WORK TO BE COMPLETED
How many lines in the records below contain the word "ylabel"? Answer with the number alone.

RECORD EXCERPTS
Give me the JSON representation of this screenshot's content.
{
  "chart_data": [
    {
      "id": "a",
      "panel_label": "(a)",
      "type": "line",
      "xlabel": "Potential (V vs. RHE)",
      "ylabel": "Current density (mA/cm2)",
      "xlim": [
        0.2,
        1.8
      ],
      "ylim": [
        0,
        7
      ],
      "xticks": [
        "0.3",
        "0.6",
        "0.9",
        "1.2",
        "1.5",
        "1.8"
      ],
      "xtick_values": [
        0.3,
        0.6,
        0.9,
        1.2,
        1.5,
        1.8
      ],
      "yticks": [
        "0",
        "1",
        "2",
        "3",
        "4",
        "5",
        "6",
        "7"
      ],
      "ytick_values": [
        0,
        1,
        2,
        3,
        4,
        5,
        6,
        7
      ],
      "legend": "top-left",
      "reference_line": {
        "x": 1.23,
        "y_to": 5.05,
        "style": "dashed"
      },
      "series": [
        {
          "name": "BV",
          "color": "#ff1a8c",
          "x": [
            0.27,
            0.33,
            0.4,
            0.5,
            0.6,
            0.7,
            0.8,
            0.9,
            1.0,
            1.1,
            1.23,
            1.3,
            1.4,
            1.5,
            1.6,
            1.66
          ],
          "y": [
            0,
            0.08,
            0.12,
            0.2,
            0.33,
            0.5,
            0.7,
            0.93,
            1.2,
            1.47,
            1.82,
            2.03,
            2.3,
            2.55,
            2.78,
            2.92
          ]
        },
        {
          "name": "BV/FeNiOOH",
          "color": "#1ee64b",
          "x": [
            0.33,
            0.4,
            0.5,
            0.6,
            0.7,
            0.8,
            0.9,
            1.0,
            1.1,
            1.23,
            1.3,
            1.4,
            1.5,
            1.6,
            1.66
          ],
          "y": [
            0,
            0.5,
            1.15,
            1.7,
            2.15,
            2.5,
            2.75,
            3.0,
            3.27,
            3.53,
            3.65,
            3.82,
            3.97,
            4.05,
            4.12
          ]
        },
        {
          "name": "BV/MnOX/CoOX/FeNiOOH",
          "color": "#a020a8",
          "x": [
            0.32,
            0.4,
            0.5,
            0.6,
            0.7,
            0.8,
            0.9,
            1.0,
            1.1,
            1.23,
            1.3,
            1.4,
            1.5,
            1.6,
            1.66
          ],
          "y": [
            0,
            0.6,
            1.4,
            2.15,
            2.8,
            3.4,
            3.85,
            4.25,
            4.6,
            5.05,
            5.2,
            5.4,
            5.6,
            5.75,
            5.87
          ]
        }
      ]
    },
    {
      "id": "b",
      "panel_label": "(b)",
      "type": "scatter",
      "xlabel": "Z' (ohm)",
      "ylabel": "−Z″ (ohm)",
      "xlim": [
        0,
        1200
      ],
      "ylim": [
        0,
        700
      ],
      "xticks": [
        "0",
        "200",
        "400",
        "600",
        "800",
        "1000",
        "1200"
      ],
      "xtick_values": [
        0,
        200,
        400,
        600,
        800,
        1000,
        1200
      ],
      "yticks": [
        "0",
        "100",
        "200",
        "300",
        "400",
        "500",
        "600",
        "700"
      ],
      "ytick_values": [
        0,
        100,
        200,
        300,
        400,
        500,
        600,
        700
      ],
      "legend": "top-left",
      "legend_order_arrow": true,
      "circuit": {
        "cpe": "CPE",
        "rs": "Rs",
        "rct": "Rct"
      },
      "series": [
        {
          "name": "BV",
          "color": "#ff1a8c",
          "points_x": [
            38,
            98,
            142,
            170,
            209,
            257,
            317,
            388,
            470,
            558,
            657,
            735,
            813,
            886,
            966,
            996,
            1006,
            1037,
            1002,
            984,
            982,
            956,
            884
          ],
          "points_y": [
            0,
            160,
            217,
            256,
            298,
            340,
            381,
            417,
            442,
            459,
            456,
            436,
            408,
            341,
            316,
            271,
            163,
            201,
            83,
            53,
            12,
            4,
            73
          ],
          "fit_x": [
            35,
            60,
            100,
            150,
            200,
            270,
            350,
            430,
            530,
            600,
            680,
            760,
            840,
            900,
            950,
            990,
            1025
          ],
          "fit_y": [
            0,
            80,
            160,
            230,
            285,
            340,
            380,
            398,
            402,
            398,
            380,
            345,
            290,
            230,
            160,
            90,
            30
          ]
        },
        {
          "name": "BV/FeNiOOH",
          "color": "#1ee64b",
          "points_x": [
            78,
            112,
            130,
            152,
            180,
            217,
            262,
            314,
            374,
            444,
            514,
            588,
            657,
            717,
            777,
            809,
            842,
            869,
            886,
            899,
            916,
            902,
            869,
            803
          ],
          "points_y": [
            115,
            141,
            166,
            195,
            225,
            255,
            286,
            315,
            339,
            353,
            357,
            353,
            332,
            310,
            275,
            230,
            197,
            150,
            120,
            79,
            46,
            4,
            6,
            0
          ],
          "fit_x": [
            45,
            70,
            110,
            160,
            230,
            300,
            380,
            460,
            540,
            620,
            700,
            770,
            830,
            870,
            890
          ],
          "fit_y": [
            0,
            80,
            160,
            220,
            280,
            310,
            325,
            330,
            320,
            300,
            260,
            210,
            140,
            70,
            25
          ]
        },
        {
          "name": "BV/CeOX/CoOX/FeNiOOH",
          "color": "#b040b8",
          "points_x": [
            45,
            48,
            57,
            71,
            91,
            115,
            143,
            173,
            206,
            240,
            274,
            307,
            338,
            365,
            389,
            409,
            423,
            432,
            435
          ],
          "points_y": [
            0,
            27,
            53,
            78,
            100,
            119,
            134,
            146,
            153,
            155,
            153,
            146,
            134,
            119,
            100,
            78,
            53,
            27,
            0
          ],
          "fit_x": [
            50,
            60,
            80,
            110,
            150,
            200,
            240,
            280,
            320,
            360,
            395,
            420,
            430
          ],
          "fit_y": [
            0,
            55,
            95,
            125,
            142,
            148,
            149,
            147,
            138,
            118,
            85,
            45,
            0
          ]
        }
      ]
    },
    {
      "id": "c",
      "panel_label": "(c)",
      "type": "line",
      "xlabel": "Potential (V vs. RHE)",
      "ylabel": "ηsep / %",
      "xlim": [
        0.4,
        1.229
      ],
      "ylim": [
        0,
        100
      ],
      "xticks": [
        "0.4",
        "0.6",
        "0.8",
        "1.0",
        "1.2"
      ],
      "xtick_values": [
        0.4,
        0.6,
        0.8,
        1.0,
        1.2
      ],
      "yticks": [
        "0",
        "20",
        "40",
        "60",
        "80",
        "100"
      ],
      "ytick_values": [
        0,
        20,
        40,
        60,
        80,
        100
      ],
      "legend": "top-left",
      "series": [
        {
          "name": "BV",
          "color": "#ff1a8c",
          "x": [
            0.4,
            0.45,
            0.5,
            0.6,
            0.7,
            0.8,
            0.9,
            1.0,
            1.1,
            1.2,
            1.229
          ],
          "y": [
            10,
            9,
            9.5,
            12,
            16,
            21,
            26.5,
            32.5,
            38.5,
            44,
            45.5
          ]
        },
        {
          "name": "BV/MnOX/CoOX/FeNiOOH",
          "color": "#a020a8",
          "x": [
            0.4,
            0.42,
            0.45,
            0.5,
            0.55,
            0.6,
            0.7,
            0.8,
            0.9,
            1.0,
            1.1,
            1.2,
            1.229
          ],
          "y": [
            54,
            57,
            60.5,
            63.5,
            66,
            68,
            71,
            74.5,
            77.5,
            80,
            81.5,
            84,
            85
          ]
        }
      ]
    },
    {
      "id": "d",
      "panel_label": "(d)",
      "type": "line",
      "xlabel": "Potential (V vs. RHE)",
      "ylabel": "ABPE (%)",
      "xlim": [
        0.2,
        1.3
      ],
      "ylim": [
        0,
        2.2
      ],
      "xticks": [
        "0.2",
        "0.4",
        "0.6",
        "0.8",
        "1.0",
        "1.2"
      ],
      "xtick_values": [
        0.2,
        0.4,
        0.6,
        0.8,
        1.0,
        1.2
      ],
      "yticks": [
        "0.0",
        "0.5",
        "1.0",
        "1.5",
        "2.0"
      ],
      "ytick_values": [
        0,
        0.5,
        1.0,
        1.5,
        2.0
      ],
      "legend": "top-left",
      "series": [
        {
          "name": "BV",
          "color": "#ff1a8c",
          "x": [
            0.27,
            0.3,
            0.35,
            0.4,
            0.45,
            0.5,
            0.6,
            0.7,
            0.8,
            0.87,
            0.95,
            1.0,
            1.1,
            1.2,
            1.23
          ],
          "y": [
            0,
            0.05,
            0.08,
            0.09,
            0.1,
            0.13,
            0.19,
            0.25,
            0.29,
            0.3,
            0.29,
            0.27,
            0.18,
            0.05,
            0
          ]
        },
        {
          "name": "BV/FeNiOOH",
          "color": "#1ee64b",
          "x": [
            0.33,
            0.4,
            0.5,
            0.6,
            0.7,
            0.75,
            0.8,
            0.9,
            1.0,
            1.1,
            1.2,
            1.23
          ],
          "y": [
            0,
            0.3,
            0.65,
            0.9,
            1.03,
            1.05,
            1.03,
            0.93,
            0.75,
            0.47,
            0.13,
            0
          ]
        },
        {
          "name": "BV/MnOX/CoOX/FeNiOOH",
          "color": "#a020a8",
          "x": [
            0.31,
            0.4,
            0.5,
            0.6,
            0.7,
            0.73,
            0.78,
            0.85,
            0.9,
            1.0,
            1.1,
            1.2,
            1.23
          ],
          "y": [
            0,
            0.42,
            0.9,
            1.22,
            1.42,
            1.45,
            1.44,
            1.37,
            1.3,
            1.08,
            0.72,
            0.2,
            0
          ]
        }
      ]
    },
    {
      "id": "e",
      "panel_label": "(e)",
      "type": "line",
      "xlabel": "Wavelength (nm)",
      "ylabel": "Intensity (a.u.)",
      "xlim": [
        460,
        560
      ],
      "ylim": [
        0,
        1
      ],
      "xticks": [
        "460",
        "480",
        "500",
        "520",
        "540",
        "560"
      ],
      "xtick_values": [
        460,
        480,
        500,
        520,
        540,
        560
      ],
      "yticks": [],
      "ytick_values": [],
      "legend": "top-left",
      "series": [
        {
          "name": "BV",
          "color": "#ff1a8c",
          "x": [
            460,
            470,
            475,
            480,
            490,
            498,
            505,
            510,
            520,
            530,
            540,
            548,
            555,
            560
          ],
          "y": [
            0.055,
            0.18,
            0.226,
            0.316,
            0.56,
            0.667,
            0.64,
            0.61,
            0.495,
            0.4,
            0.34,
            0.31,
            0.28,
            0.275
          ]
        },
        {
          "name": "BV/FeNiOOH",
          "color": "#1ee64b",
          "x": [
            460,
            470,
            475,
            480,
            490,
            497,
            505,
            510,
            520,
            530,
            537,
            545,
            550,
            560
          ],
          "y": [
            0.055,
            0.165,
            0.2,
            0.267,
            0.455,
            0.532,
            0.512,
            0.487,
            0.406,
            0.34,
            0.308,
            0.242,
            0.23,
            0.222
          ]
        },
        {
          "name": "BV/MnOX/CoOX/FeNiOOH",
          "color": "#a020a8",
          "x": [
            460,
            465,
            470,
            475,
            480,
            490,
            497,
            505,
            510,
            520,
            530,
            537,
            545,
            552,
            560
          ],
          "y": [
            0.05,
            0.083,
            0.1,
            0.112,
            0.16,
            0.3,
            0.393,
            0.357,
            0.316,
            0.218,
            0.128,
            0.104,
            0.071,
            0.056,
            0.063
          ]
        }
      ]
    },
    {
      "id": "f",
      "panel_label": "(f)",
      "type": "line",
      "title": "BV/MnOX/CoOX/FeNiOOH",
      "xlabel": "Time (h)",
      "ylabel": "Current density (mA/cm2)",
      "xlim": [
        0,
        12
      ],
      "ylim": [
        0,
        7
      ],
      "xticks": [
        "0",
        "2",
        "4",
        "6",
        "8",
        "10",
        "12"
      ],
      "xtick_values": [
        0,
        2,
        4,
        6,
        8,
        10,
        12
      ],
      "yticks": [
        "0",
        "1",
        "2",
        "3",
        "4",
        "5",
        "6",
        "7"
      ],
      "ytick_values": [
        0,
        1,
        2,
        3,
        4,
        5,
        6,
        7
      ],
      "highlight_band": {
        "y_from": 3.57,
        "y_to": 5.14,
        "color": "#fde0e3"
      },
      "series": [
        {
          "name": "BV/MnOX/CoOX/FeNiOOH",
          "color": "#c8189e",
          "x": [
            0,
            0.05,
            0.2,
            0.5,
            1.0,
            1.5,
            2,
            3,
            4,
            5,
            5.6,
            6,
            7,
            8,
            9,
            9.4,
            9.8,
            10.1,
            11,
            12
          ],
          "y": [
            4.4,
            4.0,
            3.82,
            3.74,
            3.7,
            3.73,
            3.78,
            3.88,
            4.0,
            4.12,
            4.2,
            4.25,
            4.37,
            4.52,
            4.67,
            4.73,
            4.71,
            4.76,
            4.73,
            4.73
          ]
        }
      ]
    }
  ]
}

WRITTEN RESPONSE
6